---------- INPUT ----------

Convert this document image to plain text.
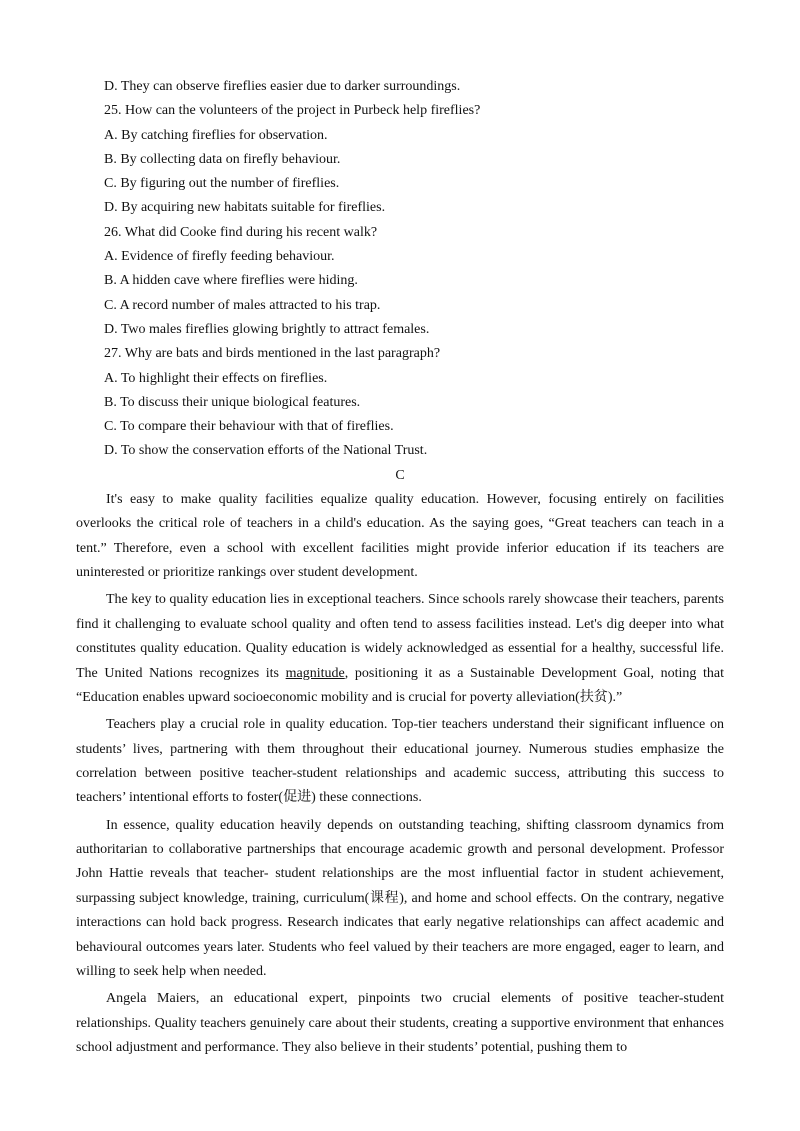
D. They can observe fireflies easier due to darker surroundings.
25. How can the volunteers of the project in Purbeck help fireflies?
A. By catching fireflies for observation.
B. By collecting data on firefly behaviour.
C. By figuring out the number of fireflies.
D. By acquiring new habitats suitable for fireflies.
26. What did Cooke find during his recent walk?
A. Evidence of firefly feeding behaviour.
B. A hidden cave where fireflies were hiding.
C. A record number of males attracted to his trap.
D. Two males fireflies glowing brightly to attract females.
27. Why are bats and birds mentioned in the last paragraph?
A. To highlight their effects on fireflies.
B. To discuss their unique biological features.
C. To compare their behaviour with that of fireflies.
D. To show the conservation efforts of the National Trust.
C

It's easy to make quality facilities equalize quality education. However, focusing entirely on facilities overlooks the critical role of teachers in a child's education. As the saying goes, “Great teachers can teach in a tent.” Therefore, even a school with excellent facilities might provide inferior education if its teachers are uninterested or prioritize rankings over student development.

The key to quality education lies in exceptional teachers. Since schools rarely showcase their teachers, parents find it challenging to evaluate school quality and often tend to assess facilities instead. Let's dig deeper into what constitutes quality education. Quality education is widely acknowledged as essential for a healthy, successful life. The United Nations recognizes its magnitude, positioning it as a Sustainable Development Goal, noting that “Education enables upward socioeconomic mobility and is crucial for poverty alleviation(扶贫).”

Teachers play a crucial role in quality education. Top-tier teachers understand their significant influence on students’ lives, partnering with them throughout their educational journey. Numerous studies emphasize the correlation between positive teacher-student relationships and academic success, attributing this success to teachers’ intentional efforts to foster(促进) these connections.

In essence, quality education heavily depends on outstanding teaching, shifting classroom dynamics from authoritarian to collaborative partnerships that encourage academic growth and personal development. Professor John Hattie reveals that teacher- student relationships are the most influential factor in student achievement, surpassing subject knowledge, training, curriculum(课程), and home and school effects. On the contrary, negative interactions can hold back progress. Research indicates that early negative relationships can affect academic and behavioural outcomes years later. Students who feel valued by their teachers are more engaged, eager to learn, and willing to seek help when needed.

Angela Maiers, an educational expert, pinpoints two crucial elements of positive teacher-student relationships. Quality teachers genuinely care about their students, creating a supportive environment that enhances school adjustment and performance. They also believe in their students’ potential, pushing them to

----------
---------- INPUT ----------

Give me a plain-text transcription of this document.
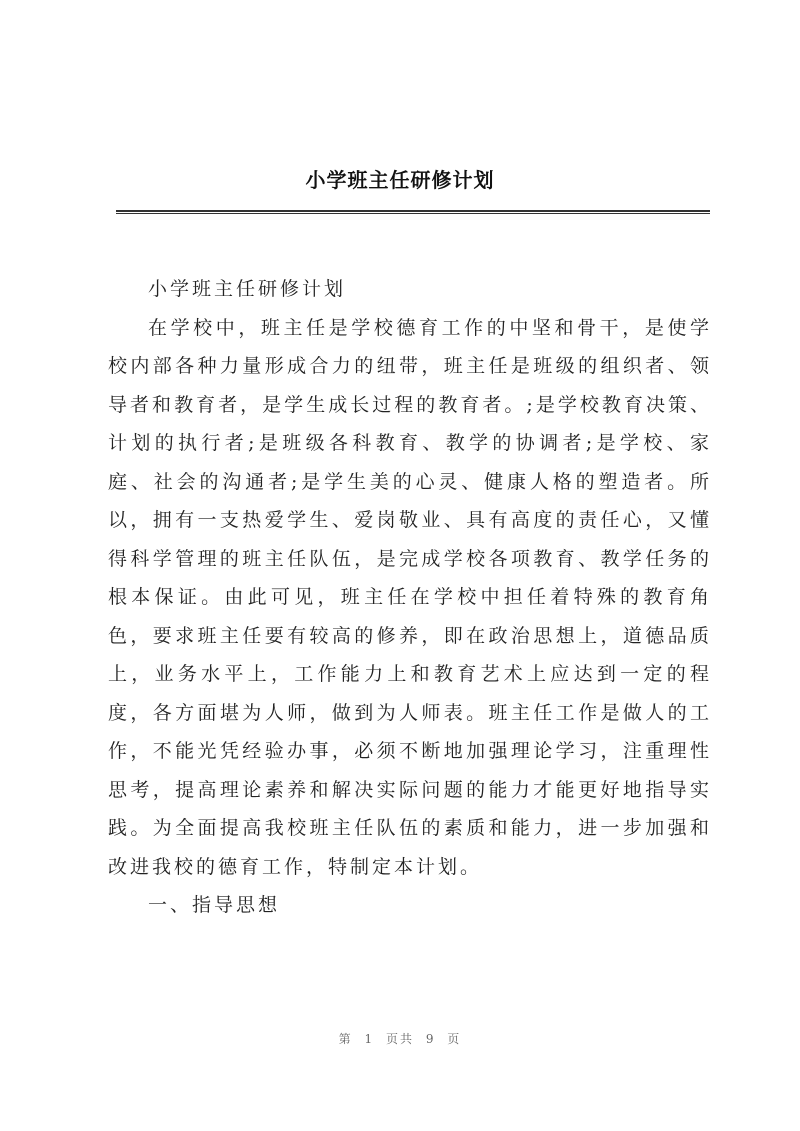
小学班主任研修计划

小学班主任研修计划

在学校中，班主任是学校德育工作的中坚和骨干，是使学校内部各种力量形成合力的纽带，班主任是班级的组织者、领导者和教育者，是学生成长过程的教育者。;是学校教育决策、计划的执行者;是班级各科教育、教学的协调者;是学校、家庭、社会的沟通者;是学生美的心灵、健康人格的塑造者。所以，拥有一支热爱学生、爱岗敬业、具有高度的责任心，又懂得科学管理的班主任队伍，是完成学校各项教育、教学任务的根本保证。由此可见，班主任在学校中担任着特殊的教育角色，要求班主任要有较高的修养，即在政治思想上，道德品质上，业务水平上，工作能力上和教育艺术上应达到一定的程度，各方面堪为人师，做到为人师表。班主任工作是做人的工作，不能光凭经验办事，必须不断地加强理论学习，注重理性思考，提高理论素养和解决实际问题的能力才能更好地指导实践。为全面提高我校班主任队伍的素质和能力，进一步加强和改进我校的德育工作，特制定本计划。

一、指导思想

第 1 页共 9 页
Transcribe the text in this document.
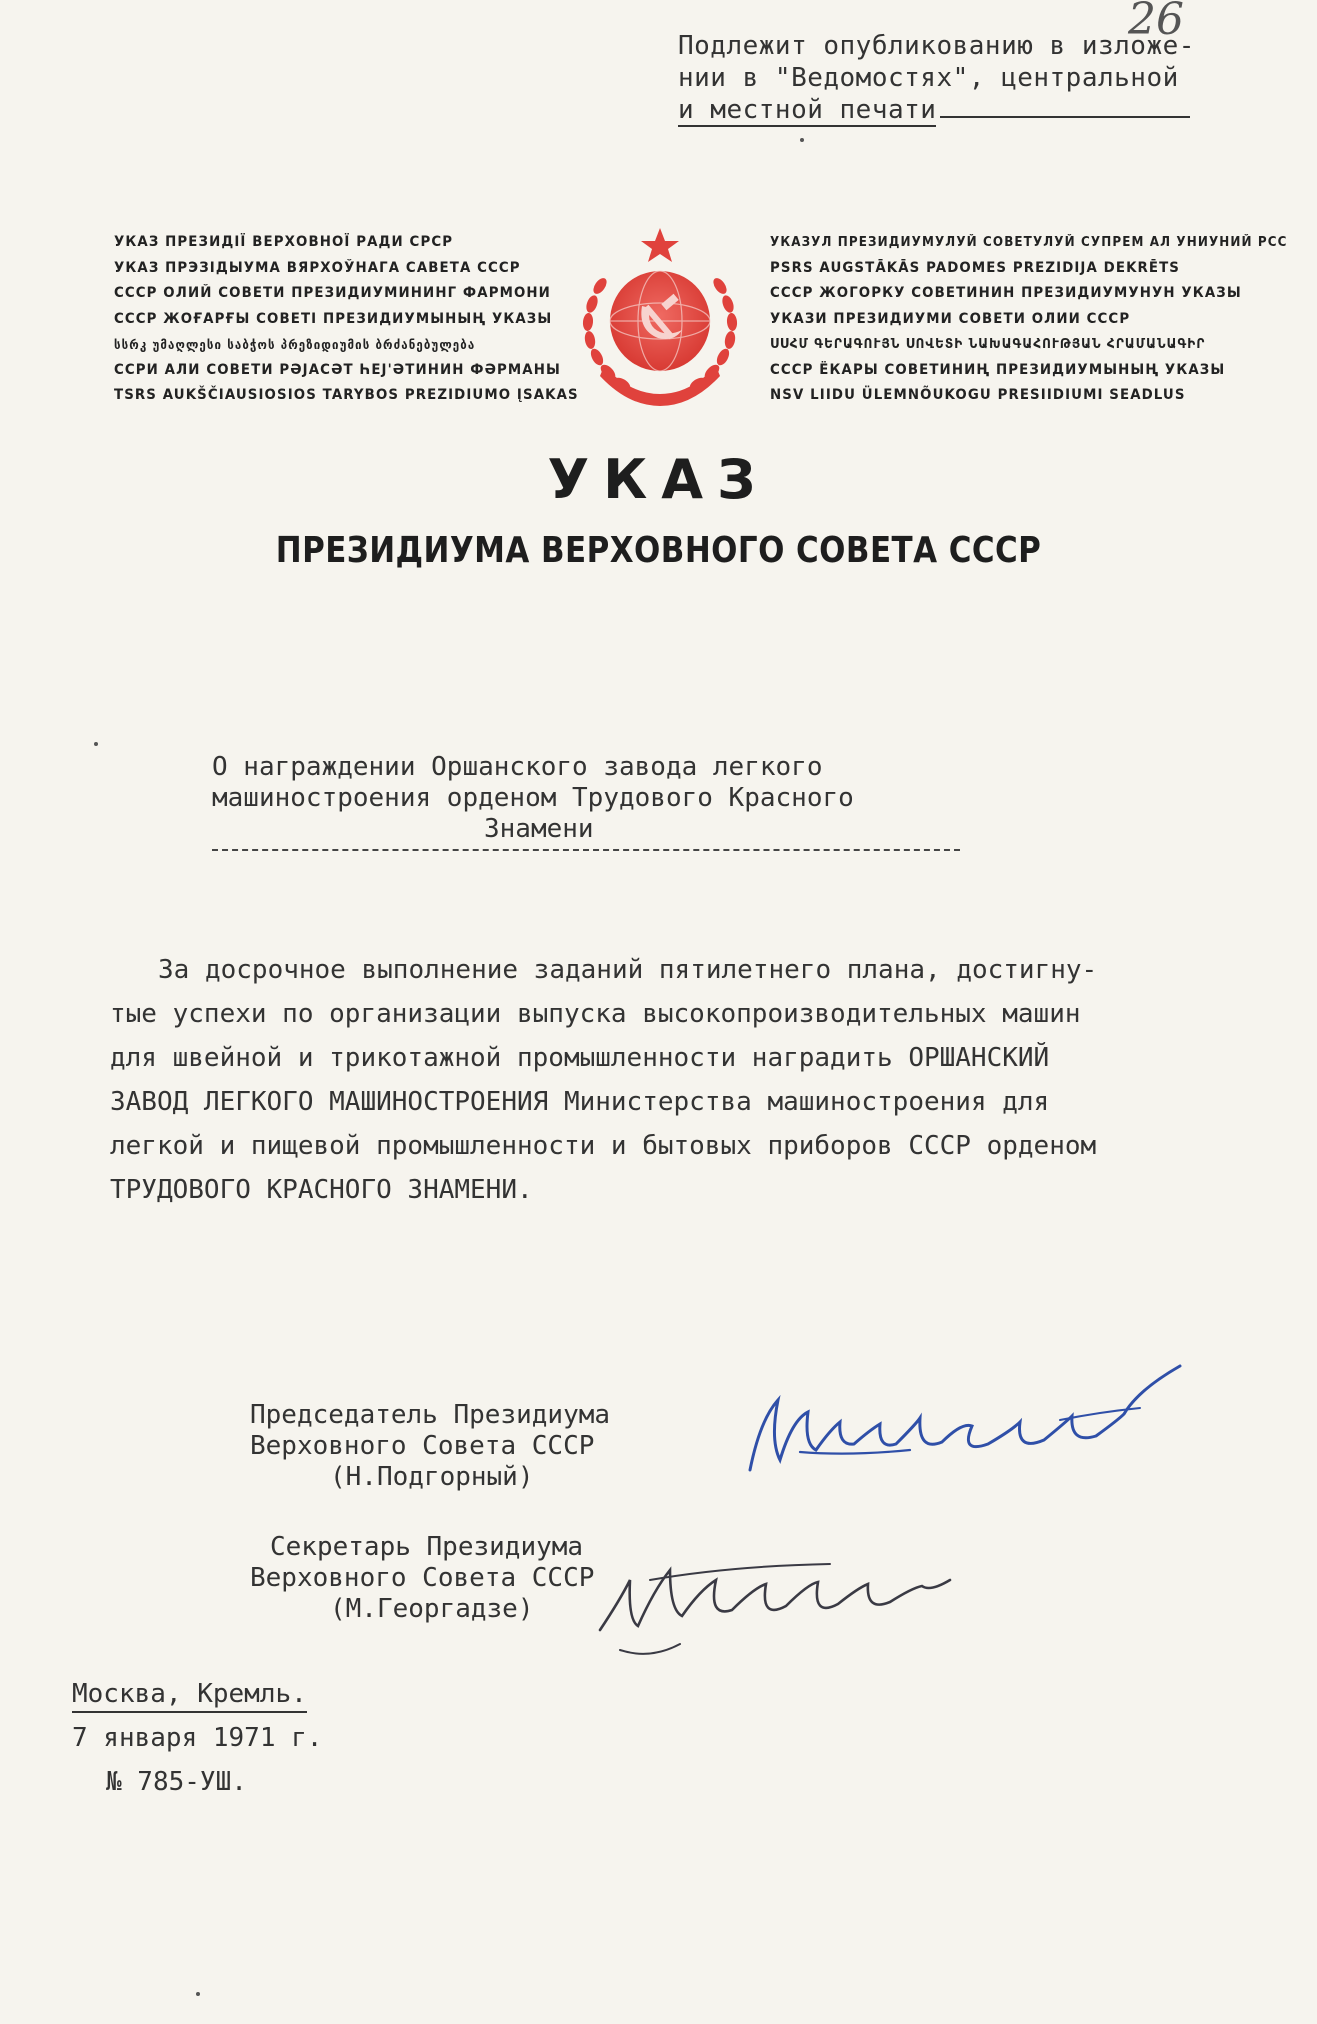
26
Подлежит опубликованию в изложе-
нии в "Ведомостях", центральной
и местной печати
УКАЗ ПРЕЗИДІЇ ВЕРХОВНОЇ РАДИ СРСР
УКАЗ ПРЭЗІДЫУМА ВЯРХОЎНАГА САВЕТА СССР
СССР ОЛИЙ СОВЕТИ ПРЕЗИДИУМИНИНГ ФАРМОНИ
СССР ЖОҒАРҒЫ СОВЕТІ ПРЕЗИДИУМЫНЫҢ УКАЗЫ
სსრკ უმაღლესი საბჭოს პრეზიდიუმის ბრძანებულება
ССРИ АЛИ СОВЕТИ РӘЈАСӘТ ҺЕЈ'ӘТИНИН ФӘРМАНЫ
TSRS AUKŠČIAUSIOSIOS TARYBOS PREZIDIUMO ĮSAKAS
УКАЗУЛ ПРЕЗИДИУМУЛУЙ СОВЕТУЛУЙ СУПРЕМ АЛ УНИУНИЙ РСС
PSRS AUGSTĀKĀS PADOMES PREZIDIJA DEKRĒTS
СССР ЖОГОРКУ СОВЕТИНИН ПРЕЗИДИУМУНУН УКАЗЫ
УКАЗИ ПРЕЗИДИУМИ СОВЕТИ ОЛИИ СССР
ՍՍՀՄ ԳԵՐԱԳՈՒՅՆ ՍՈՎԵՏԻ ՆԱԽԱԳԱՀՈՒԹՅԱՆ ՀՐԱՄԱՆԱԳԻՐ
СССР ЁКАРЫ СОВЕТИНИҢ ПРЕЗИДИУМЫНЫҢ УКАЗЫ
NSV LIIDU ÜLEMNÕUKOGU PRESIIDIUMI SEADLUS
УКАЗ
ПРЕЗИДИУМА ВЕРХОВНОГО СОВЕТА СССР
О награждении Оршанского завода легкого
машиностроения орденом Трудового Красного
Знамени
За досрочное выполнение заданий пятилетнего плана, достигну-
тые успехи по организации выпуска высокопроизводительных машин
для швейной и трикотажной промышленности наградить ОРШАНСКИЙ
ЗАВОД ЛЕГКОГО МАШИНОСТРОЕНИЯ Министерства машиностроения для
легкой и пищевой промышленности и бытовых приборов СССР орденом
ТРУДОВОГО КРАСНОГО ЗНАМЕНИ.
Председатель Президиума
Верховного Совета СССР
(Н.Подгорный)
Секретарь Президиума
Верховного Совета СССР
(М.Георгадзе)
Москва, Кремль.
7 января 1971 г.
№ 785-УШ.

----------
---------- INPUT ----------

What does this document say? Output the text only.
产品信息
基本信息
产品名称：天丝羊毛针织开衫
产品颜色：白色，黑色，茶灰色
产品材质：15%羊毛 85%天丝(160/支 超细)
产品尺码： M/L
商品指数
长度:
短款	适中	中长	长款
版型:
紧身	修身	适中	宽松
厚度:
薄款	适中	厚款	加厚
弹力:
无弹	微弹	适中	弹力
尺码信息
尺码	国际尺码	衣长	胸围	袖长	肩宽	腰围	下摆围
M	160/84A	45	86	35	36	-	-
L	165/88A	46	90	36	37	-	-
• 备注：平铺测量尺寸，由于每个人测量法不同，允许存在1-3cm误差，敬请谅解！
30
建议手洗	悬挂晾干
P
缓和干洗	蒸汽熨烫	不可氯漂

----------

### WRITTEN TASK:
Say how many lines of the listing above contain "males", with no other words.

### IN RESPONSE:
2